Task directions:
Leave out the pictures and return every entry exactly as it appears.

Given data:
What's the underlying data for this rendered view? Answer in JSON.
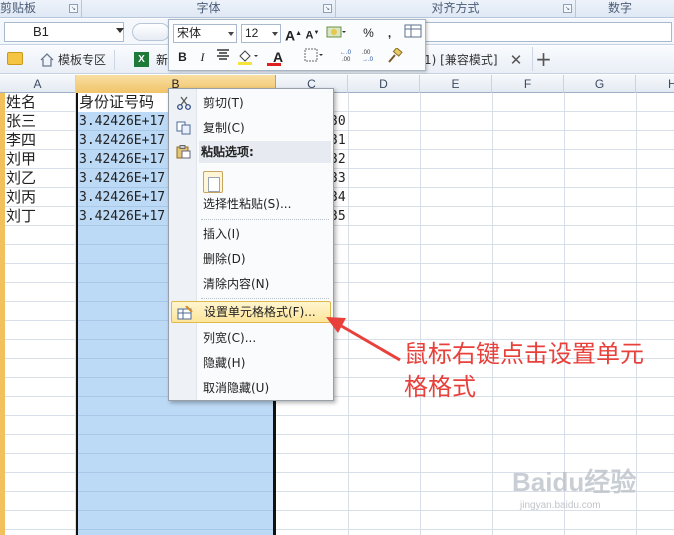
{
  "ribbon": {
    "groups": [
      {
        "label": "剪贴板"
      },
      {
        "label": "字体"
      },
      {
        "label": "对齐方式"
      },
      {
        "label": "数字"
      }
    ]
  },
  "formula_bar": {
    "name_box": "B1",
    "formula": ""
  },
  "tabs": {
    "templates_label": "模板专区",
    "book_label": "新",
    "doc_title_fragment": "1)  [兼容模式]",
    "close_glyph": "✕",
    "add_glyph": "+"
  },
  "mini_toolbar": {
    "font": "宋体",
    "size": "12",
    "bold": "B",
    "italic": "I",
    "grow": "A",
    "shrink": "A",
    "percent": "%",
    "comma": ",",
    "font_color_letter": "A",
    "accent_red": "#e02020",
    "accent_yellow": "#f5e23a"
  },
  "sheet": {
    "columns": [
      "A",
      "B",
      "C",
      "D",
      "E",
      "F",
      "G",
      "H"
    ],
    "selected_column": "B",
    "rows": [
      {
        "a": "姓名",
        "b": "身份证号码",
        "c": ""
      },
      {
        "a": "张三",
        "b": "3.42426E+17",
        "c": "30"
      },
      {
        "a": "李四",
        "b": "3.42426E+17",
        "c": "31"
      },
      {
        "a": "刘甲",
        "b": "3.42426E+17",
        "c": "32"
      },
      {
        "a": "刘乙",
        "b": "3.42426E+17",
        "c": "33"
      },
      {
        "a": "刘丙",
        "b": "3.42426E+17",
        "c": "34"
      },
      {
        "a": "刘丁",
        "b": "3.42426E+17",
        "c": "35"
      }
    ],
    "selection_color": "#bcd9f5",
    "header_selected_color": "#f1c46a"
  },
  "context_menu": {
    "cut": "剪切(T)",
    "copy": "复制(C)",
    "paste_options": "粘贴选项:",
    "paste_special": "选择性粘贴(S)...",
    "insert": "插入(I)",
    "delete": "删除(D)",
    "clear": "清除内容(N)",
    "format_cells": "设置单元格格式(F)...",
    "column_width": "列宽(C)...",
    "hide": "隐藏(H)",
    "unhide": "取消隐藏(U)"
  },
  "annotation": {
    "text": "鼠标右键点击设置单元格格式",
    "color": "#e8403a"
  },
  "watermark": {
    "text": "Baidu经验",
    "sub": "jingyan.baidu.com"
  }
}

Result:
What's the underlying data for this rendered view? Answer in JSON.
{
  "ribbon": {
    "groups": [
      {
        "label": "剪贴板"
      },
      {
        "label": "字体"
      },
      {
        "label": "对齐方式"
      },
      {
        "label": "数字"
      }
    ]
  },
  "formula_bar": {
    "name_box": "B1",
    "formula": ""
  },
  "tabs": {
    "templates_label": "模板专区",
    "book_label": "新",
    "doc_title_fragment": "1)  [兼容模式]",
    "close_glyph": "✕",
    "add_glyph": "+"
  },
  "mini_toolbar": {
    "font": "宋体",
    "size": "12",
    "bold": "B",
    "italic": "I",
    "grow": "A",
    "shrink": "A",
    "percent": "%",
    "comma": ",",
    "font_color_letter": "A",
    "accent_red": "#e02020",
    "accent_yellow": "#f5e23a"
  },
  "sheet": {
    "columns": [
      "A",
      "B",
      "C",
      "D",
      "E",
      "F",
      "G",
      "H"
    ],
    "selected_column": "B",
    "rows": [
      {
        "a": "姓名",
        "b": "身份证号码",
        "c": ""
      },
      {
        "a": "张三",
        "b": "3.42426E+17",
        "c": "30"
      },
      {
        "a": "李四",
        "b": "3.42426E+17",
        "c": "31"
      },
      {
        "a": "刘甲",
        "b": "3.42426E+17",
        "c": "32"
      },
      {
        "a": "刘乙",
        "b": "3.42426E+17",
        "c": "33"
      },
      {
        "a": "刘丙",
        "b": "3.42426E+17",
        "c": "34"
      },
      {
        "a": "刘丁",
        "b": "3.42426E+17",
        "c": "35"
      }
    ],
    "selection_color": "#bcd9f5",
    "header_selected_color": "#f1c46a"
  },
  "context_menu": {
    "cut": "剪切(T)",
    "copy": "复制(C)",
    "paste_options": "粘贴选项:",
    "paste_special": "选择性粘贴(S)...",
    "insert": "插入(I)",
    "delete": "删除(D)",
    "clear": "清除内容(N)",
    "format_cells": "设置单元格格式(F)...",
    "column_width": "列宽(C)...",
    "hide": "隐藏(H)",
    "unhide": "取消隐藏(U)"
  },
  "annotation": {
    "text": "鼠标右键点击设置单元格格式",
    "color": "#e8403a"
  },
  "watermark": {
    "text": "Baidu经验",
    "sub": "jingyan.baidu.com"
  }
}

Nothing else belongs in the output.